- **Your objective**
Find and copy every line in the records that includes the string "اللغة".

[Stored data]

....

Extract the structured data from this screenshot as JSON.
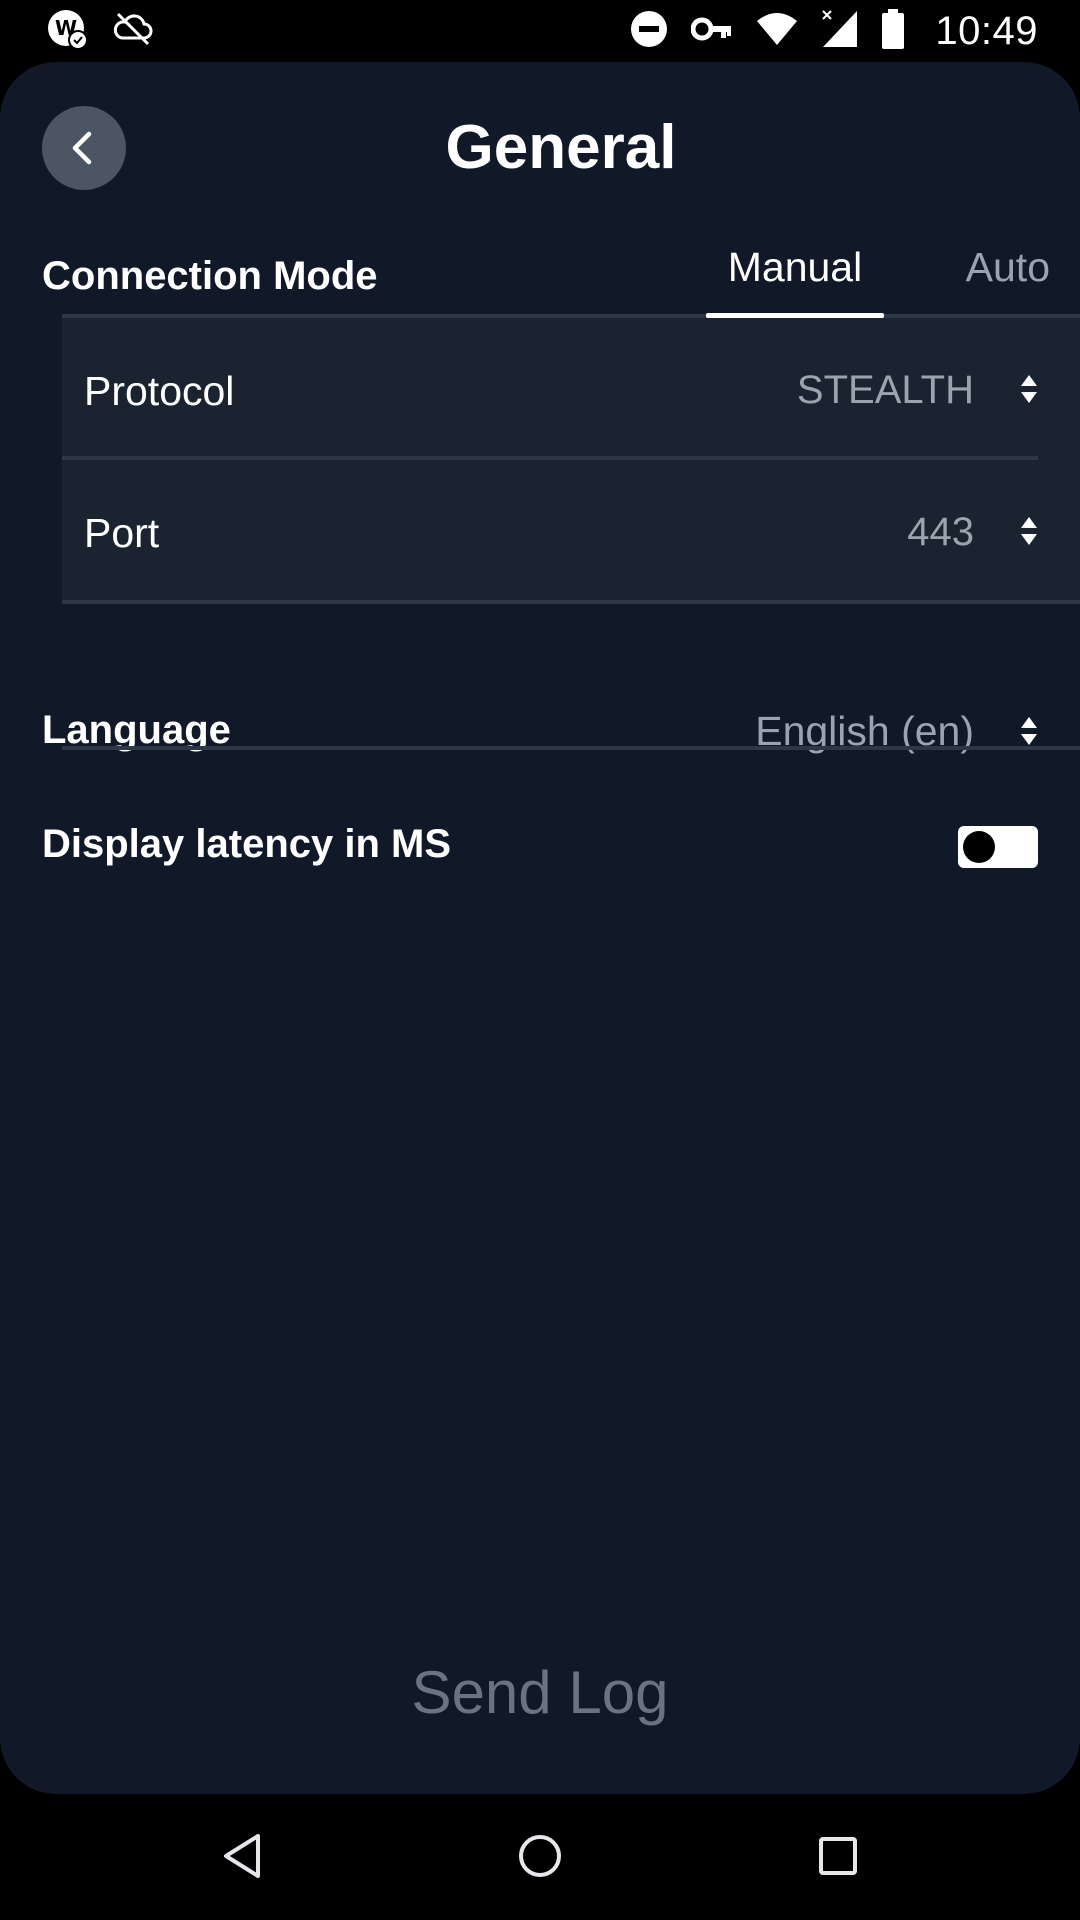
{
  "status_bar": {
    "time": "10:49",
    "icons_left": [
      "app-notification-icon",
      "cloud-off-icon"
    ],
    "icons_right": [
      "do-not-disturb-icon",
      "vpn-key-icon",
      "wifi-icon",
      "cell-signal-icon",
      "battery-icon"
    ]
  },
  "header": {
    "title": "General"
  },
  "connection_mode": {
    "label": "Connection Mode",
    "tabs": [
      {
        "label": "Manual",
        "selected": true
      },
      {
        "label": "Auto",
        "selected": false
      }
    ]
  },
  "manual_settings": {
    "protocol": {
      "label": "Protocol",
      "value": "STEALTH"
    },
    "port": {
      "label": "Port",
      "value": "443"
    }
  },
  "language": {
    "label": "Language",
    "value": "English (en)"
  },
  "latency": {
    "label": "Display latency in MS",
    "enabled": false
  },
  "footer": {
    "send_log_label": "Send Log"
  },
  "colors": {
    "background": "#111827",
    "sub_panel": "#1b2331",
    "divider": "#2e3746",
    "muted_text": "#9ca3af",
    "send_log_text": "#6b7280",
    "back_button": "#4b5563"
  }
}
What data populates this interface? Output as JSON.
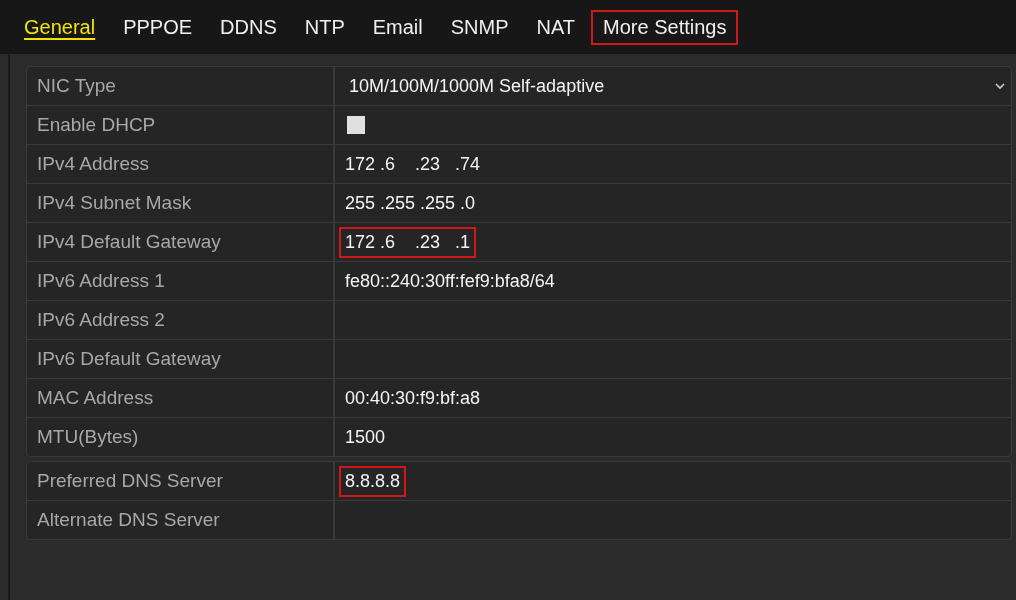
{
  "tabs": [
    {
      "label": "General",
      "selected": true,
      "highlighted": false
    },
    {
      "label": "PPPOE",
      "selected": false,
      "highlighted": false
    },
    {
      "label": "DDNS",
      "selected": false,
      "highlighted": false
    },
    {
      "label": "NTP",
      "selected": false,
      "highlighted": false
    },
    {
      "label": "Email",
      "selected": false,
      "highlighted": false
    },
    {
      "label": "SNMP",
      "selected": false,
      "highlighted": false
    },
    {
      "label": "NAT",
      "selected": false,
      "highlighted": false
    },
    {
      "label": "More Settings",
      "selected": false,
      "highlighted": true
    }
  ],
  "groups": [
    {
      "rows": [
        {
          "label": "NIC Type",
          "kind": "select",
          "value": "10M/100M/1000M Self-adaptive"
        },
        {
          "label": "Enable DHCP",
          "kind": "checkbox",
          "checked": false
        },
        {
          "label": "IPv4 Address",
          "kind": "text",
          "value": "172 .6    .23   .74",
          "highlighted": false
        },
        {
          "label": "IPv4 Subnet Mask",
          "kind": "text",
          "value": "255 .255 .255 .0",
          "highlighted": false
        },
        {
          "label": "IPv4 Default Gateway",
          "kind": "text",
          "value": "172 .6    .23   .1",
          "highlighted": true
        },
        {
          "label": "IPv6 Address 1",
          "kind": "text",
          "value": "fe80::240:30ff:fef9:bfa8/64",
          "highlighted": false
        },
        {
          "label": "IPv6 Address 2",
          "kind": "text"
        },
        {
          "label": "IPv6 Default Gateway",
          "kind": "text"
        },
        {
          "label": "MAC Address",
          "kind": "text",
          "value": "00:40:30:f9:bf:a8",
          "highlighted": false
        },
        {
          "label": "MTU(Bytes)",
          "kind": "text",
          "value": "1500",
          "highlighted": false
        }
      ]
    },
    {
      "rows": [
        {
          "label": "Preferred DNS Server",
          "kind": "text",
          "value": "8.8.8.8",
          "highlighted": true
        },
        {
          "label": "Alternate DNS Server",
          "kind": "text"
        }
      ]
    }
  ]
}
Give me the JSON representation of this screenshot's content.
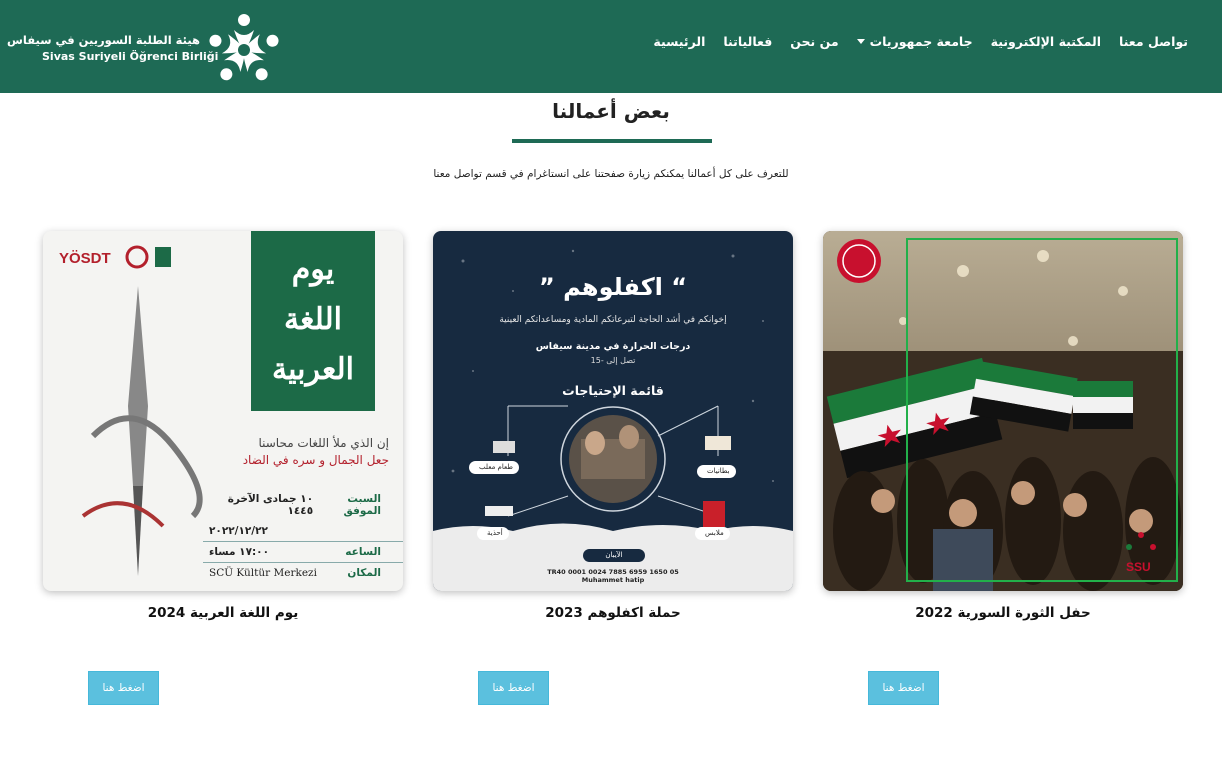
{
  "brand": {
    "name_ar": "هيئة الطلبة السوريين في سيفاس",
    "name_tr": "Sivas Suriyeli Öğrenci Birliği"
  },
  "nav": {
    "home": "الرئيسية",
    "events": "فعالياتنا",
    "about": "من نحن",
    "university": "جامعة جمهوريات",
    "library": "المكتبة الإلكترونية",
    "contact": "تواصل معنا"
  },
  "section": {
    "title": "بعض أعمالنا",
    "subtitle": "للتعرف على كل أعمالنا يمكنكم زيارة صفحتنا على انستاغرام في قسم تواصل معنا"
  },
  "cards": [
    {
      "title": "يوم اللغة العربية 2024",
      "button": "اضغط هنا",
      "poster": {
        "heading_l1": "يوم",
        "heading_l2": "اللغة",
        "heading_l3": "العربية",
        "verse_l1": "إن الذي ملأ اللغات محاسنا",
        "verse_l2": "جعل الجمال و سره في الضاد",
        "date_label": "السبت الموفق",
        "date_value": "١٠ جمادى الآخرة ١٤٤٥",
        "date_value2": "٢٠٢٢/١٢/٢٢",
        "time_label": "الساعه",
        "time_value": "١٧:٠٠ مساء",
        "place_label": "المكان",
        "place_value": "SCÜ Kültür Merkezi",
        "logo_text": "YÖSDT"
      }
    },
    {
      "title": "حملة اكفلوهم 2023",
      "button": "اضغط هنا",
      "poster": {
        "heading": "اكفلوهم",
        "line1": "إخوانكم في أشد الحاجة لتبرعاتكم المادية ومساعداتكم العينية",
        "line2": "درجات الحرارة في مدينة سيفاس",
        "line3": "تصل إلى -15",
        "list_title": "قائمة الإحتياجات",
        "chip_food": "طعام معلب",
        "chip_blankets": "بطانيات",
        "chip_shoes": "أحذية",
        "chip_clothes": "ملابس",
        "pill": "الآيبان",
        "iban": "TR40 0001 0024 7885 6959 1650 05",
        "holder": "Muhammet hatip"
      }
    },
    {
      "title": "حفل الثورة السورية 2022",
      "button": "اضغط هنا",
      "poster": {
        "logo_text": "SSU"
      }
    }
  ],
  "colors": {
    "primary": "#1e6a55",
    "button": "#5bc0de",
    "poster_green": "#1c6a47",
    "poster_dark": "#172a40",
    "accent_red": "#b3202c"
  }
}
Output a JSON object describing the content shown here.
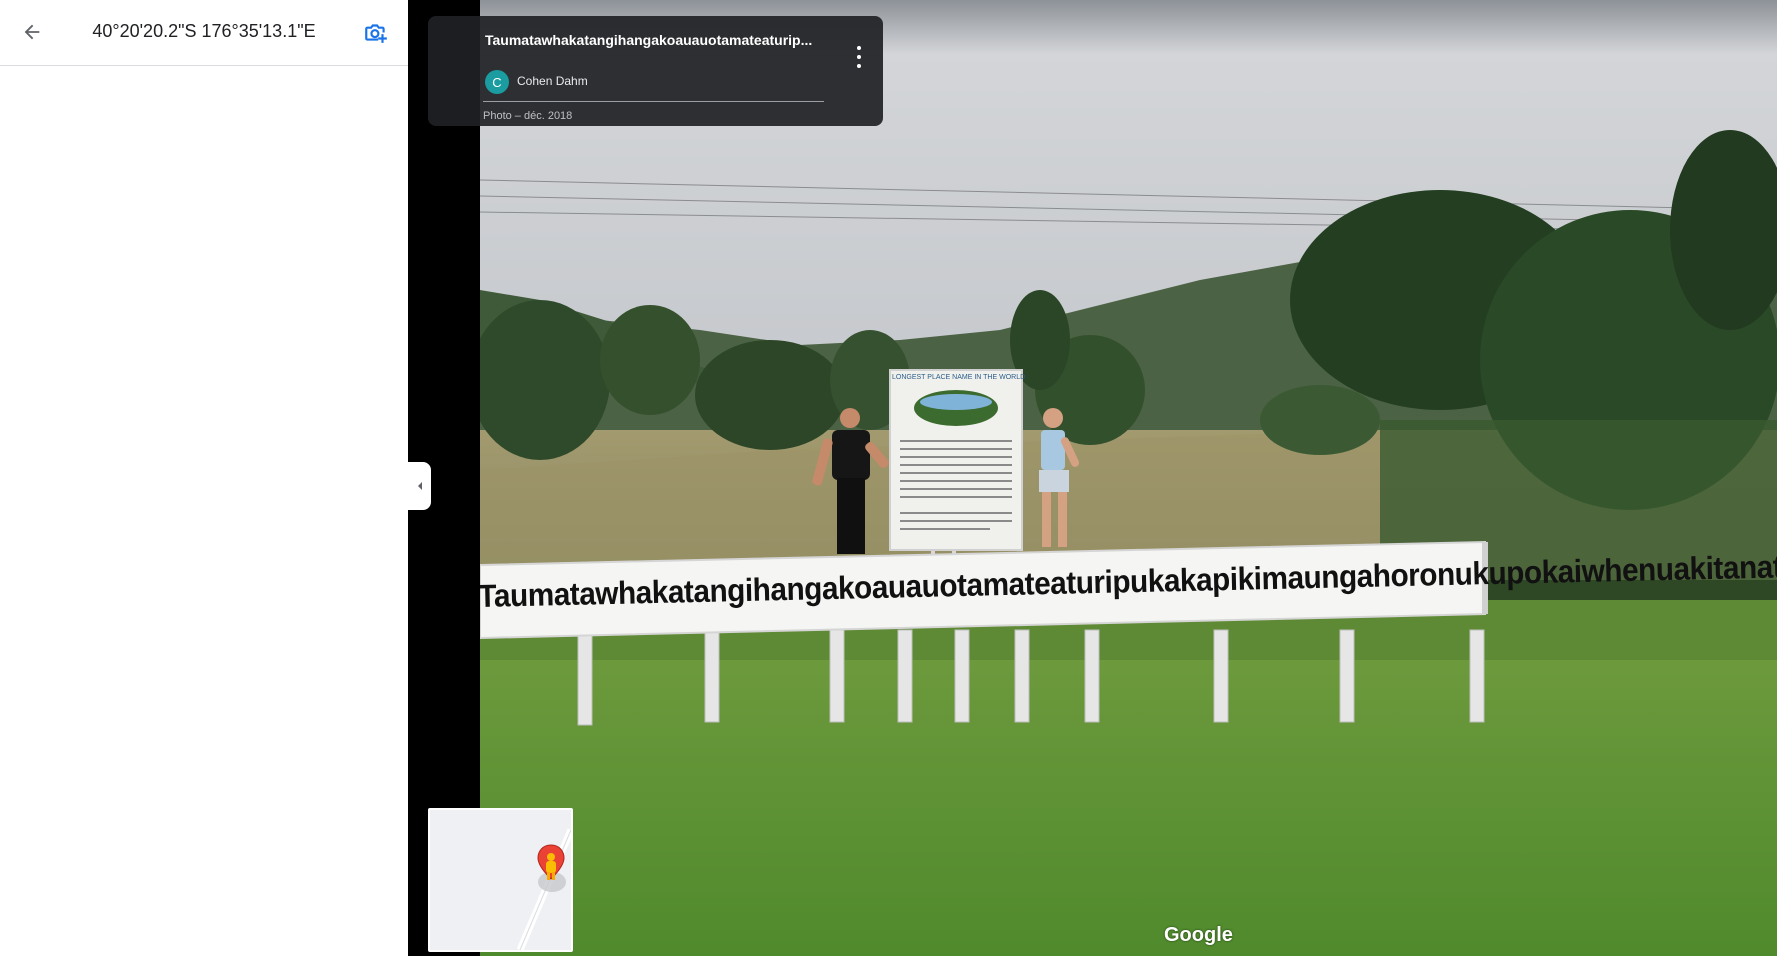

....

- **Answer to the problem**
      "title": "يوم اللغة العربية 2024",
        "heading_l2": "اللغة",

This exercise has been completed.